REQUIREMENTS: Pick out each line of the records that includes the string "this", and copy it.
────────────────────────────────────────
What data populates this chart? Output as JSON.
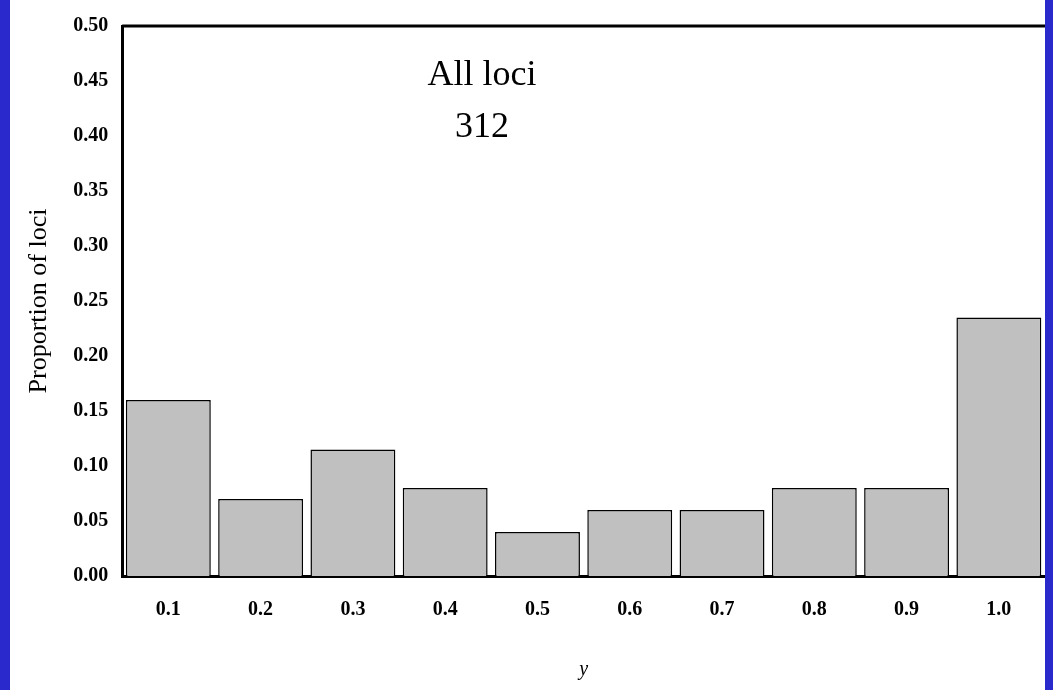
{
  "chart_data": {
    "type": "bar",
    "annotations": [
      "All loci",
      "312"
    ],
    "xlabel": "y",
    "ylabel": "Proportion of loci",
    "categories": [
      "0.1",
      "0.2",
      "0.3",
      "0.4",
      "0.5",
      "0.6",
      "0.7",
      "0.8",
      "0.9",
      "1.0"
    ],
    "values": [
      0.16,
      0.07,
      0.115,
      0.08,
      0.04,
      0.06,
      0.06,
      0.08,
      0.08,
      0.235
    ],
    "color": "#c0c0c0",
    "ylim": [
      0,
      0.5
    ],
    "yticks": [
      {
        "value": 0,
        "label": "0.00"
      },
      0.05,
      {
        "value": 0.1,
        "label": "0.10"
      },
      0.15,
      {
        "value": 0.2,
        "label": "0.20"
      },
      0.25,
      {
        "value": 0.3,
        "label": "0.30"
      },
      0.35,
      {
        "value": 0.4,
        "label": "0.40"
      },
      0.45,
      {
        "value": 0.5,
        "label": "0.50"
      }
    ],
    "grid": false,
    "legend": false
  }
}
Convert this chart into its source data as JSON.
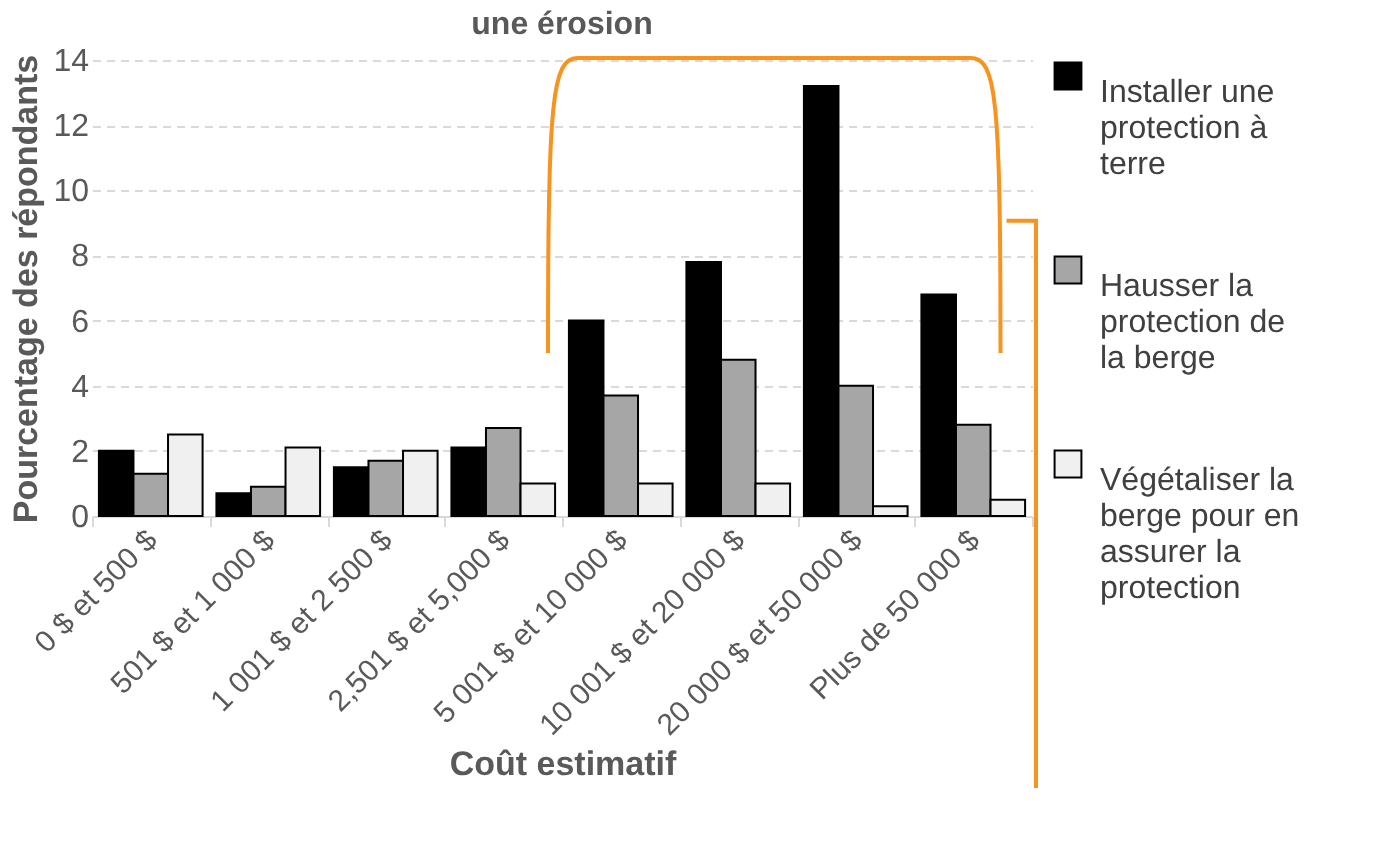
{
  "chart_data": {
    "type": "bar",
    "title": "une érosion",
    "xlabel": "Coût estimatif",
    "ylabel": "Pourcentage des répondants",
    "categories": [
      "0 $ et 500 $",
      "501 $ et 1 000 $",
      "1 001 $ et 2 500 $",
      "2,501 $ et 5,000 $",
      "5 001 $ et 10 000 $",
      "10 001 $ et 20 000 $",
      "20 000 $ et 50 000 $",
      "Plus de 50 000 $"
    ],
    "series": [
      {
        "name": "Installer une protection à terre",
        "color": "#000000",
        "values": [
          2.0,
          0.7,
          1.5,
          2.1,
          6.0,
          7.8,
          13.2,
          6.8
        ]
      },
      {
        "name": "Hausser la protection de la berge",
        "color": "#a6a6a6",
        "values": [
          1.3,
          0.9,
          1.7,
          2.7,
          3.7,
          4.8,
          4.0,
          2.8
        ]
      },
      {
        "name": "Végétaliser la berge pour en assurer la protection",
        "color": "#f0f0f0",
        "values": [
          2.5,
          2.1,
          2.0,
          1.0,
          1.0,
          1.0,
          0.3,
          0.5
        ]
      }
    ],
    "ylim": [
      0,
      14
    ],
    "yticks": [
      0,
      2,
      4,
      6,
      8,
      10,
      12,
      14
    ],
    "grid": "y",
    "legend": "right"
  }
}
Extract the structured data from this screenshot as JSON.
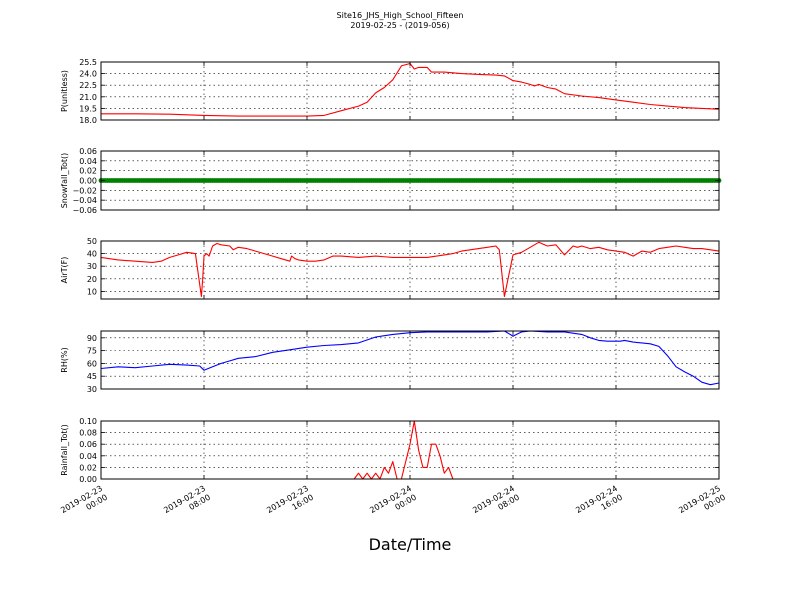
{
  "figure": {
    "title": "Site16_JHS_High_School_Fifteen",
    "subtitle": "2019-02-25 - (2019-056)",
    "xlabel": "Date/Time",
    "xticks": [
      [
        "2019-02-23",
        "00:00"
      ],
      [
        "2019-02-23",
        "08:00"
      ],
      [
        "2019-02-23",
        "16:00"
      ],
      [
        "2019-02-24",
        "00:00"
      ],
      [
        "2019-02-24",
        "08:00"
      ],
      [
        "2019-02-24",
        "16:00"
      ],
      [
        "2019-02-25",
        "00:00"
      ]
    ],
    "colors": {
      "red": "#ff0000",
      "green": "#008000",
      "blue": "#0000ff",
      "axes": "#000000",
      "grid": "#000000"
    }
  },
  "chart_data": [
    {
      "type": "line",
      "ylabel": "P(unitless)",
      "ylim": [
        18.0,
        25.5
      ],
      "yticks": [
        "18.0",
        "19.5",
        "21.0",
        "22.5",
        "24.0",
        "25.5"
      ],
      "grid": true,
      "series": [
        {
          "color": "#ff0000",
          "x": [
            0,
            4,
            8,
            12,
            16,
            20,
            24,
            26,
            28,
            30,
            31,
            32,
            33,
            34,
            35,
            36,
            36.5,
            37,
            38,
            38.5,
            39,
            39.5,
            40,
            41,
            42,
            44,
            46,
            47,
            48,
            49,
            50,
            50.5,
            51,
            52,
            53,
            54,
            56,
            58,
            60,
            62,
            64,
            66,
            68,
            70,
            72
          ],
          "y": [
            18.8,
            18.8,
            18.75,
            18.6,
            18.5,
            18.5,
            18.5,
            18.6,
            19.2,
            19.8,
            20.3,
            21.5,
            22.2,
            23.2,
            25.0,
            25.3,
            24.6,
            24.8,
            24.8,
            24.2,
            24.2,
            24.2,
            24.2,
            24.1,
            24.0,
            23.9,
            23.8,
            23.7,
            23.1,
            22.9,
            22.6,
            22.4,
            22.6,
            22.2,
            22.0,
            21.4,
            21.1,
            20.9,
            20.6,
            20.3,
            20.0,
            19.8,
            19.6,
            19.5,
            19.4
          ]
        }
      ]
    },
    {
      "type": "scatter",
      "ylabel": "Snowfall_Tot()",
      "ylim": [
        -0.06,
        0.06
      ],
      "yticks": [
        "−0.06",
        "−0.04",
        "−0.02",
        "0.00",
        "0.02",
        "0.04",
        "0.06"
      ],
      "grid": true,
      "series": [
        {
          "color": "#008000",
          "constant": 0.0,
          "x_range": [
            0,
            72
          ],
          "points_per_hour": 4
        }
      ]
    },
    {
      "type": "line",
      "ylabel": "AirT(F)",
      "ylim": [
        4,
        50
      ],
      "yticks": [
        "10",
        "20",
        "30",
        "40",
        "50"
      ],
      "grid": true,
      "series": [
        {
          "color": "#ff0000",
          "x": [
            0,
            2,
            4,
            6,
            7,
            8,
            9,
            10,
            11,
            11.7,
            11.85,
            12.0,
            12.3,
            12.6,
            13,
            13.5,
            14,
            15,
            15.4,
            16,
            17,
            18,
            19,
            20,
            21,
            22,
            22.2,
            22.6,
            23,
            24,
            25,
            26,
            27,
            28,
            30,
            32,
            34,
            36,
            38,
            40,
            41,
            42,
            44,
            45,
            46,
            46.4,
            47,
            48,
            49,
            50,
            51,
            52,
            53,
            54,
            55,
            55.5,
            56,
            57,
            58,
            59,
            60,
            61,
            62,
            63,
            64,
            65,
            66,
            67,
            68,
            69,
            70,
            71,
            72
          ],
          "y": [
            37,
            35,
            34,
            33,
            34,
            37,
            39,
            41,
            40,
            6,
            20,
            38,
            40,
            38,
            46,
            48,
            47,
            46,
            43,
            45,
            44,
            42,
            40,
            38,
            36,
            34,
            38,
            36,
            35,
            34,
            34,
            35,
            38,
            38,
            37,
            38,
            37,
            37,
            37,
            39,
            40,
            42,
            44,
            45,
            46,
            43,
            6,
            39,
            41,
            45,
            49,
            46,
            47,
            39,
            46,
            45,
            46,
            44,
            45,
            43,
            42,
            41,
            38,
            42,
            41,
            44,
            45,
            46,
            45,
            44,
            44,
            43,
            42
          ]
        }
      ]
    },
    {
      "type": "line",
      "ylabel": "RH(%)",
      "ylim": [
        30,
        98
      ],
      "yticks": [
        "30",
        "45",
        "60",
        "75",
        "90"
      ],
      "grid": true,
      "series": [
        {
          "color": "#0000ff",
          "x": [
            0,
            2,
            4,
            6,
            8,
            10,
            11.5,
            12,
            13,
            14,
            15,
            16,
            18,
            20,
            22,
            24,
            26,
            28,
            30,
            32,
            34,
            36,
            38,
            40,
            45,
            47,
            48,
            49,
            50,
            52,
            54,
            56,
            57,
            58,
            59,
            60,
            60.5,
            61,
            62,
            63,
            64,
            65,
            66,
            67,
            68,
            69,
            70,
            71,
            72
          ],
          "y": [
            54,
            56,
            55,
            57,
            59,
            58,
            57,
            52,
            56,
            60,
            63,
            66,
            68,
            73,
            76,
            79,
            81,
            82,
            84,
            91,
            94,
            96,
            97,
            97,
            97,
            98,
            92,
            97,
            98,
            97,
            97,
            94,
            90,
            87,
            86,
            86,
            86,
            87,
            85,
            84,
            83,
            80,
            69,
            56,
            50,
            45,
            38,
            35,
            37
          ]
        }
      ]
    },
    {
      "type": "line",
      "ylabel": "Rainfall_Tot()",
      "ylim": [
        0.0,
        0.1
      ],
      "yticks": [
        "0.00",
        "0.02",
        "0.04",
        "0.06",
        "0.08",
        "0.10"
      ],
      "grid": true,
      "series": [
        {
          "color": "#ff0000",
          "x": [
            0,
            10,
            20,
            29.5,
            30,
            30.5,
            31,
            31.5,
            32,
            32.5,
            33,
            33.5,
            34,
            34.5,
            35,
            35.5,
            36,
            36.5,
            37,
            37.5,
            38,
            38.5,
            39,
            39.5,
            40,
            40.5,
            41,
            41.5,
            42,
            45,
            50,
            60,
            72
          ],
          "y": [
            0,
            0,
            0,
            0,
            0.01,
            0,
            0.01,
            0,
            0.01,
            0,
            0.02,
            0.01,
            0.03,
            0,
            0,
            0.03,
            0.06,
            0.1,
            0.05,
            0.02,
            0.02,
            0.06,
            0.06,
            0.04,
            0.01,
            0.02,
            0,
            0,
            0,
            0,
            0,
            0,
            0
          ]
        }
      ]
    }
  ]
}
────────────────────────────────────────
WORKED ANSWER:
What data populates this chart? Output as JSON.
Convert this chart into its source data as JSON.
Extract the structured data from this screenshot as JSON.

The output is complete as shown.